== Extrait du document ==
■ ■ ■ ■ ■ ■ ■

Cette réserve faite, le passage des brebis ne provoque pas de tassement du sol, contrairement aux roues d'un tracteur. Frédéric Martin-Jarrand n'a pas encore assez de recul pour juger de l'effet de la présence du troupeau sur la vie du sol ou la fertilisation des prairies, « difficile à quantifier ». Il se dit néanmoins très satisfait : « Les brebis ne mangent pas les feuilles de noyer mais marchent dessus ce qui, combiné à leurs déjection, en accélère la décomposition. » Quant à l'impact sur la mouche du brou, il semble qu'il y ait une « limitation de l'émergence des mouches par la présence des moutons en mai ». Pour Catherine Venineaux, « la question mérite d'être creusée ».

Concernant l'irrigation, le nuciculteur n'a pas constaté de casse sur ses installations en micro-aspersion suspendue. La présence des brebis n'est en revanche pas compatible avec les sprintlers, ni avec les systèmes de goutte-à-goutte. Quant à l'abreuvement, il semble que la rosée du matin suffise à ces animaux réputés peu exigeants. Cela reste un point de vigilance pour la conseillère ovine.

■ ■ ■ ■ ■ ■ ■

== Entrées tirées d'une collection ==
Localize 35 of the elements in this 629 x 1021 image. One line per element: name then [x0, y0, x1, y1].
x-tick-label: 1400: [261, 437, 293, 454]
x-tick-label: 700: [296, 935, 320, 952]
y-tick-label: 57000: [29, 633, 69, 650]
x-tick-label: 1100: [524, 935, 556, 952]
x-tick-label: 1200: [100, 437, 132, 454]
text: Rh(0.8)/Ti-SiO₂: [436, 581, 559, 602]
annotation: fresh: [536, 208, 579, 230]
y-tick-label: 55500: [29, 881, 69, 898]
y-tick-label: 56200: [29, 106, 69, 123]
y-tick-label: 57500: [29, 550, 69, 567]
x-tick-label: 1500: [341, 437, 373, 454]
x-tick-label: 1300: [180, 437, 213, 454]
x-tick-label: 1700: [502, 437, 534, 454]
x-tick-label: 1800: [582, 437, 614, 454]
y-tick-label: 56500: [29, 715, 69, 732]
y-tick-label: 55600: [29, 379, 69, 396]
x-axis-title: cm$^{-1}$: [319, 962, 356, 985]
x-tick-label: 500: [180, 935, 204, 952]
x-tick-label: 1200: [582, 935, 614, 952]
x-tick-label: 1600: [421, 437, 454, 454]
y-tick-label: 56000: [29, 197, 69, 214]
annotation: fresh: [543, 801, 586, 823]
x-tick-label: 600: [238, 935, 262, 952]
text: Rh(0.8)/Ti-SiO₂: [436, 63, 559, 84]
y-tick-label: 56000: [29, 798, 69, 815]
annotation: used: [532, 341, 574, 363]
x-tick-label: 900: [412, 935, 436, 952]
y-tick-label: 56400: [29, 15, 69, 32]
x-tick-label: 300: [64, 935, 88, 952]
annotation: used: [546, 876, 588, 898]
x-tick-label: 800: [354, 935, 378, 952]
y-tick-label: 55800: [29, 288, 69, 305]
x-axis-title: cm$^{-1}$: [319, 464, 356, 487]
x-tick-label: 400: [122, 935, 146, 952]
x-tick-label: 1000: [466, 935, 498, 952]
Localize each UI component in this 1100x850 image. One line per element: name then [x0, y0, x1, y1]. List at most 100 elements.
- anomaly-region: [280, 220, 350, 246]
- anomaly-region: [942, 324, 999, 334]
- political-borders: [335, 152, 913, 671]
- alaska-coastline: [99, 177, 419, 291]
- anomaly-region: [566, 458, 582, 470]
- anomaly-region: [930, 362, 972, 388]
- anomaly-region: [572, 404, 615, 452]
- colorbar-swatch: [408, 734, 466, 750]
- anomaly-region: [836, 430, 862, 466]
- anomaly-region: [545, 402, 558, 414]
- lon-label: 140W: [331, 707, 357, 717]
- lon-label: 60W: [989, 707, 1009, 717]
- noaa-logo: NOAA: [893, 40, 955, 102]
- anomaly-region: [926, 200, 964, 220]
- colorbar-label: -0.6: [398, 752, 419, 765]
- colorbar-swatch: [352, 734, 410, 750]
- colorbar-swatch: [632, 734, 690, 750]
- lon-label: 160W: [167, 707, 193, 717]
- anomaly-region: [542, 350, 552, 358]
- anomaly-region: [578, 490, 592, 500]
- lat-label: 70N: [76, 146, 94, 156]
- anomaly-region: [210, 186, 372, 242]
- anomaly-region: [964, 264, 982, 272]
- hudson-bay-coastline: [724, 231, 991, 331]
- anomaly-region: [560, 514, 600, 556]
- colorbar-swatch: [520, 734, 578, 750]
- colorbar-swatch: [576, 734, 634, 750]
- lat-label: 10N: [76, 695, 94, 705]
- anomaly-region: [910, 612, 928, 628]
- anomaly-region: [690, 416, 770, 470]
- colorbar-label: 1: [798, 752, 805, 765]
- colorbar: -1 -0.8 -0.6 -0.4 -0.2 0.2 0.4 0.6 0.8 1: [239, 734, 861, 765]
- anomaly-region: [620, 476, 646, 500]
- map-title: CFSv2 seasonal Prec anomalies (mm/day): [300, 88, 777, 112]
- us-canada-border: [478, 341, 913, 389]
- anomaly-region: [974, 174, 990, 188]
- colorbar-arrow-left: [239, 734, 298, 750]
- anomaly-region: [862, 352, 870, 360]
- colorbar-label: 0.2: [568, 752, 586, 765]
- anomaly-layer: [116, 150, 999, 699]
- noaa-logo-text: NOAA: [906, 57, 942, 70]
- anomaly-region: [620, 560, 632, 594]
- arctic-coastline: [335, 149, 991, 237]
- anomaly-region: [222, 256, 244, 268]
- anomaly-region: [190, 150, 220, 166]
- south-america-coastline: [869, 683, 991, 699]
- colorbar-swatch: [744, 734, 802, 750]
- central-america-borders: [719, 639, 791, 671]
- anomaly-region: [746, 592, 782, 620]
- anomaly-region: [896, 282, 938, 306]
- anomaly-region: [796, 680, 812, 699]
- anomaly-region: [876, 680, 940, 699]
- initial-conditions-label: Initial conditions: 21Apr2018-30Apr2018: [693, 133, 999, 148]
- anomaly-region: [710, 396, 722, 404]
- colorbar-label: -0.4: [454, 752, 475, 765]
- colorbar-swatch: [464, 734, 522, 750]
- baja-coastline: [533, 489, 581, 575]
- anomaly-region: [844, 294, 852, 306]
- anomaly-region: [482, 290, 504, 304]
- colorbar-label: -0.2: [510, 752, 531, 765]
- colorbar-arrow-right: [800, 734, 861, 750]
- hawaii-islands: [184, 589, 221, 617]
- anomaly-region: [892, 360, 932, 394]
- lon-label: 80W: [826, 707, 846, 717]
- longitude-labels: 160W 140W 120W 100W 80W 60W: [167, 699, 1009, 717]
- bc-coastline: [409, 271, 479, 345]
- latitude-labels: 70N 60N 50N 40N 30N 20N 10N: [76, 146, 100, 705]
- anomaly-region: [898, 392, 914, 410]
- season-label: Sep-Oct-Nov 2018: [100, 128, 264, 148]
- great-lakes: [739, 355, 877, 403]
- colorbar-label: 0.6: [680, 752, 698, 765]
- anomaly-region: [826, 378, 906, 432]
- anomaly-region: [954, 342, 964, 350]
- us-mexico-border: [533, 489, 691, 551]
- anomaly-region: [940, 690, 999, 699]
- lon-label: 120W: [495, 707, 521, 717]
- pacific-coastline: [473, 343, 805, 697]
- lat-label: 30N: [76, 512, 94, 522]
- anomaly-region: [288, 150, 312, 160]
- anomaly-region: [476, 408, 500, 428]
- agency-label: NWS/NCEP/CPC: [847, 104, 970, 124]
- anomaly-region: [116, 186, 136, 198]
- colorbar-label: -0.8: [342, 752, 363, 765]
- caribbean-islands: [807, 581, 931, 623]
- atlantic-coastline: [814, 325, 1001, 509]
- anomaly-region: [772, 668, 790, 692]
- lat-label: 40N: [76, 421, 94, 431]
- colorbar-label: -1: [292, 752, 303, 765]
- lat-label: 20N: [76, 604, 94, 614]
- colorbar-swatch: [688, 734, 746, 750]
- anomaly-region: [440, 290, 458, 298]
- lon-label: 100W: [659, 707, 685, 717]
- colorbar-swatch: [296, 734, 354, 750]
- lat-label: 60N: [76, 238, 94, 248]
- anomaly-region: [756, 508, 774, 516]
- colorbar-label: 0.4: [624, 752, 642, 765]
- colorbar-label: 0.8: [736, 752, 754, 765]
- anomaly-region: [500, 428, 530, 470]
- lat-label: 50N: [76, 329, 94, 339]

■ ■ ■ ■ ■ ■ ■

== Travail demandé ==
Prolongez le texte sur les brebis dans les vergers de noyers à partir de sa dernière phrase. Ces entrées proviennent d'une autre source.

== Réponse finale ==
Calendrier de traitements adapté

La technicienne recommande également la prudence dans les noyeraies traitées au cuivre. « Le cuivre peut provoquer des mortalités, mais ça reste théorique : aucun cas d'intoxication n'a été repéré chez les brebis », rassure-t-elle. D'une manière générale, il est recommandé de faire pâturer les animaux avant la période des traitements des noyers ou de laisser s'écouler une période de deux à trois semaines après l'épandage d'un engrais ou d'un traitement, de façon à ce que la matière active soit assimilée ou dissoute avant le passage des animaux. « Chez nous, les brebis repartent en mai, quand il est l'heure d'aller en montagne, indique Frédéric Martin-Jarrand. Les traitements commencent après. »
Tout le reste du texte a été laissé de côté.